→ **DESCRIPTION OF THE TASK**: Give back the records below exactly, every one, with no pictures.

[Extracted data entries]
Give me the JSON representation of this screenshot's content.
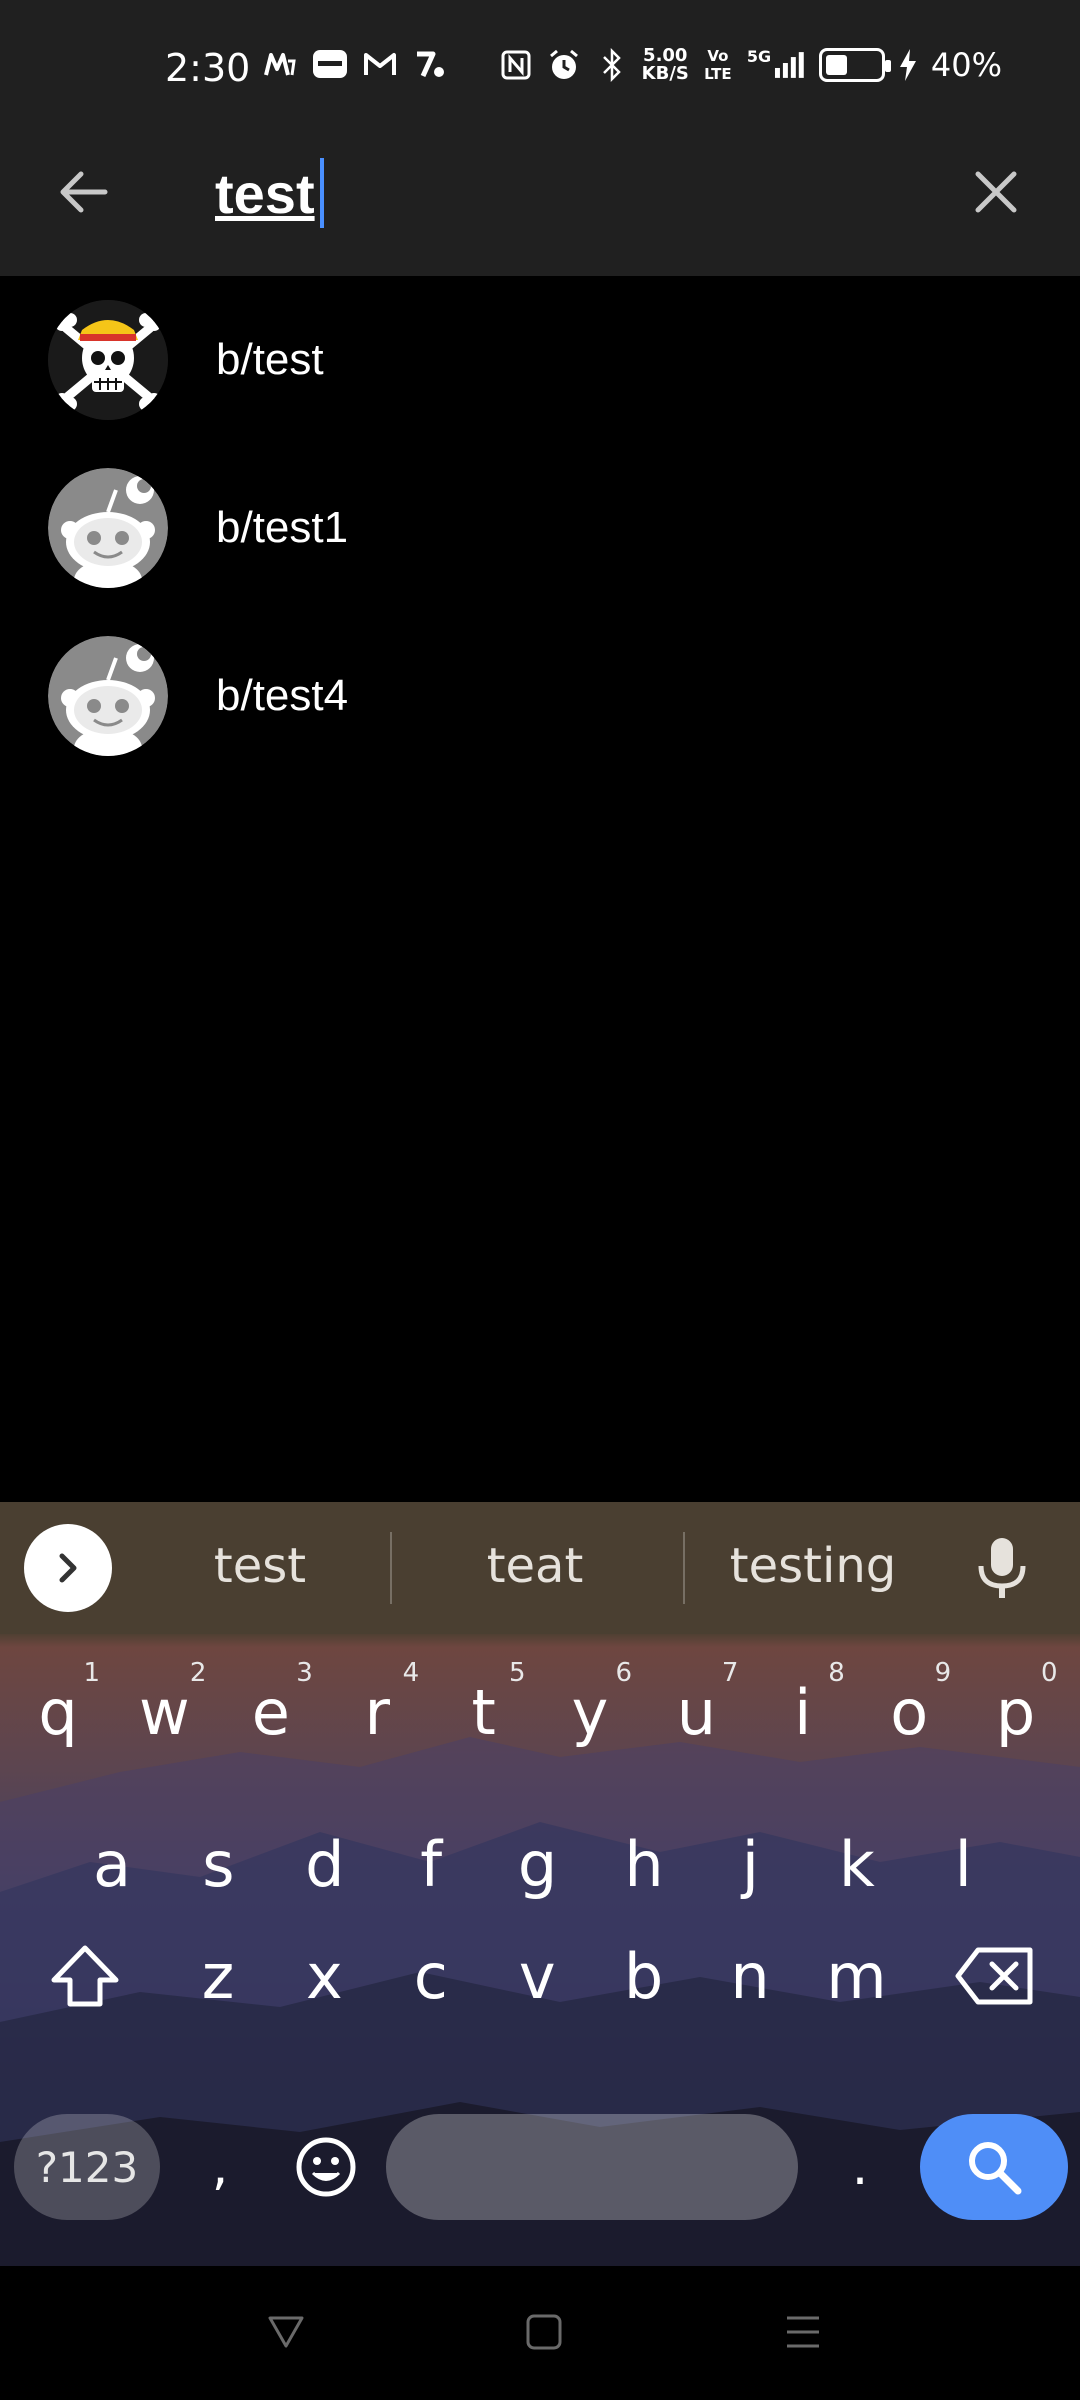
{
  "status_bar": {
    "time": "2:30",
    "net_speed_value": "5.00",
    "net_speed_unit": "KB/S",
    "volte": "Vo LTE",
    "network": "5G",
    "battery_percent": "40%",
    "battery_level": 0.4,
    "notification_icons": [
      "myntra-icon",
      "zomato-icon",
      "gmail-icon",
      "app-icon"
    ],
    "system_icons": [
      "nfc-icon",
      "alarm-icon",
      "bluetooth-icon",
      "signal-icon",
      "battery-icon",
      "charging-icon"
    ]
  },
  "search": {
    "query": "test",
    "back_icon": "arrow-left-icon",
    "clear_icon": "close-icon"
  },
  "results": [
    {
      "label": "b/test",
      "avatar": "jolly-roger-avatar"
    },
    {
      "label": "b/test1",
      "avatar": "default-snoo-avatar"
    },
    {
      "label": "b/test4",
      "avatar": "default-snoo-avatar"
    }
  ],
  "keyboard": {
    "suggestions": [
      "test",
      "teat",
      "testing"
    ],
    "row1": [
      {
        "k": "q",
        "h": "1"
      },
      {
        "k": "w",
        "h": "2"
      },
      {
        "k": "e",
        "h": "3"
      },
      {
        "k": "r",
        "h": "4"
      },
      {
        "k": "t",
        "h": "5"
      },
      {
        "k": "y",
        "h": "6"
      },
      {
        "k": "u",
        "h": "7"
      },
      {
        "k": "i",
        "h": "8"
      },
      {
        "k": "o",
        "h": "9"
      },
      {
        "k": "p",
        "h": "0"
      }
    ],
    "row2": [
      "a",
      "s",
      "d",
      "f",
      "g",
      "h",
      "j",
      "k",
      "l"
    ],
    "row3": [
      "z",
      "x",
      "c",
      "v",
      "b",
      "n",
      "m"
    ],
    "symbols_key": "?123",
    "comma_key": ",",
    "period_key": ".",
    "accent_color": "#4f8ef7"
  },
  "colors": {
    "top_bar": "#202020",
    "background": "#000000",
    "caret": "#4a90ff"
  }
}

→ **REPLY**:
Give me the JSON representation of this screenshot's content.
{
  "status_bar": {
    "time": "2:30",
    "net_speed_value": "5.00",
    "net_speed_unit": "KB/S",
    "volte": "Vo LTE",
    "network": "5G",
    "battery_percent": "40%",
    "battery_level": 0.4,
    "notification_icons": [
      "myntra-icon",
      "zomato-icon",
      "gmail-icon",
      "app-icon"
    ],
    "system_icons": [
      "nfc-icon",
      "alarm-icon",
      "bluetooth-icon",
      "signal-icon",
      "battery-icon",
      "charging-icon"
    ]
  },
  "search": {
    "query": "test",
    "back_icon": "arrow-left-icon",
    "clear_icon": "close-icon"
  },
  "results": [
    {
      "label": "b/test",
      "avatar": "jolly-roger-avatar"
    },
    {
      "label": "b/test1",
      "avatar": "default-snoo-avatar"
    },
    {
      "label": "b/test4",
      "avatar": "default-snoo-avatar"
    }
  ],
  "keyboard": {
    "suggestions": [
      "test",
      "teat",
      "testing"
    ],
    "row1": [
      {
        "k": "q",
        "h": "1"
      },
      {
        "k": "w",
        "h": "2"
      },
      {
        "k": "e",
        "h": "3"
      },
      {
        "k": "r",
        "h": "4"
      },
      {
        "k": "t",
        "h": "5"
      },
      {
        "k": "y",
        "h": "6"
      },
      {
        "k": "u",
        "h": "7"
      },
      {
        "k": "i",
        "h": "8"
      },
      {
        "k": "o",
        "h": "9"
      },
      {
        "k": "p",
        "h": "0"
      }
    ],
    "row2": [
      "a",
      "s",
      "d",
      "f",
      "g",
      "h",
      "j",
      "k",
      "l"
    ],
    "row3": [
      "z",
      "x",
      "c",
      "v",
      "b",
      "n",
      "m"
    ],
    "symbols_key": "?123",
    "comma_key": ",",
    "period_key": ".",
    "accent_color": "#4f8ef7"
  },
  "colors": {
    "top_bar": "#202020",
    "background": "#000000",
    "caret": "#4a90ff"
  }
}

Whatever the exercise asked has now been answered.